GOAL:
Set the listing down unchanged, minus every embedded image.
** START OF RECORDED INFORMATION **
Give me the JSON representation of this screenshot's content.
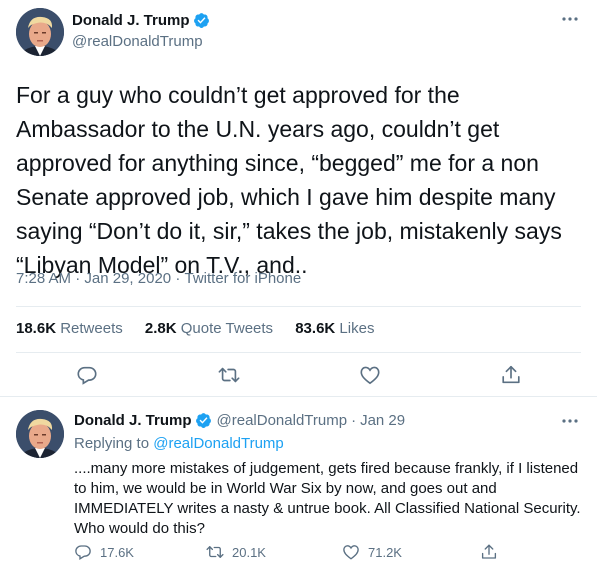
{
  "colors": {
    "accent": "#1da1f2",
    "text": "#0f1419",
    "muted": "#5b7083",
    "border": "#e6ecf0"
  },
  "main_tweet": {
    "author": {
      "name": "Donald J. Trump",
      "handle": "@realDonaldTrump",
      "verified_icon": "verified-badge-icon"
    },
    "text": "For a guy who couldn’t get approved for the Ambassador to the U.N. years ago, couldn’t get approved for anything since, “begged” me for a non Senate approved job, which I gave him despite many saying “Don’t do it, sir,” takes the job, mistakenly says “Libyan Model” on T.V., and..",
    "time": "7:28 AM",
    "date": "Jan 29, 2020",
    "source": "Twitter for iPhone",
    "separator": "·",
    "stats": {
      "retweets_count": "18.6K",
      "retweets_label": "Retweets",
      "quotes_count": "2.8K",
      "quotes_label": "Quote Tweets",
      "likes_count": "83.6K",
      "likes_label": "Likes"
    },
    "actions": [
      "reply-icon",
      "retweet-icon",
      "like-icon",
      "share-icon"
    ]
  },
  "reply_tweet": {
    "author": {
      "name": "Donald J. Trump",
      "handle": "@realDonaldTrump"
    },
    "separator": "·",
    "date": "Jan 29",
    "replying_prefix": "Replying to",
    "replying_handle": "@realDonaldTrump",
    "text": "....many more mistakes of judgement, gets fired because frankly, if I listened to him, we would be in World War Six by now, and goes out and IMMEDIATELY writes a nasty & untrue book. All Classified National Security. Who would do this?",
    "counts": {
      "replies": "17.6K",
      "retweets": "20.1K",
      "likes": "71.2K"
    }
  }
}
** END OF RECORDED INFORMATION **
EXERCISE SOLUTION:
Give me the JSON representation of this screenshot's content.
{
  "colors": {
    "accent": "#1da1f2",
    "text": "#0f1419",
    "muted": "#5b7083",
    "border": "#e6ecf0"
  },
  "main_tweet": {
    "author": {
      "name": "Donald J. Trump",
      "handle": "@realDonaldTrump",
      "verified_icon": "verified-badge-icon"
    },
    "text": "For a guy who couldn’t get approved for the Ambassador to the U.N. years ago, couldn’t get approved for anything since, “begged” me for a non Senate approved job, which I gave him despite many saying “Don’t do it, sir,” takes the job, mistakenly says “Libyan Model” on T.V., and..",
    "time": "7:28 AM",
    "date": "Jan 29, 2020",
    "source": "Twitter for iPhone",
    "separator": "·",
    "stats": {
      "retweets_count": "18.6K",
      "retweets_label": "Retweets",
      "quotes_count": "2.8K",
      "quotes_label": "Quote Tweets",
      "likes_count": "83.6K",
      "likes_label": "Likes"
    },
    "actions": [
      "reply-icon",
      "retweet-icon",
      "like-icon",
      "share-icon"
    ]
  },
  "reply_tweet": {
    "author": {
      "name": "Donald J. Trump",
      "handle": "@realDonaldTrump"
    },
    "separator": "·",
    "date": "Jan 29",
    "replying_prefix": "Replying to",
    "replying_handle": "@realDonaldTrump",
    "text": "....many more mistakes of judgement, gets fired because frankly, if I listened to him, we would be in World War Six by now, and goes out and IMMEDIATELY writes a nasty & untrue book. All Classified National Security. Who would do this?",
    "counts": {
      "replies": "17.6K",
      "retweets": "20.1K",
      "likes": "71.2K"
    }
  }
}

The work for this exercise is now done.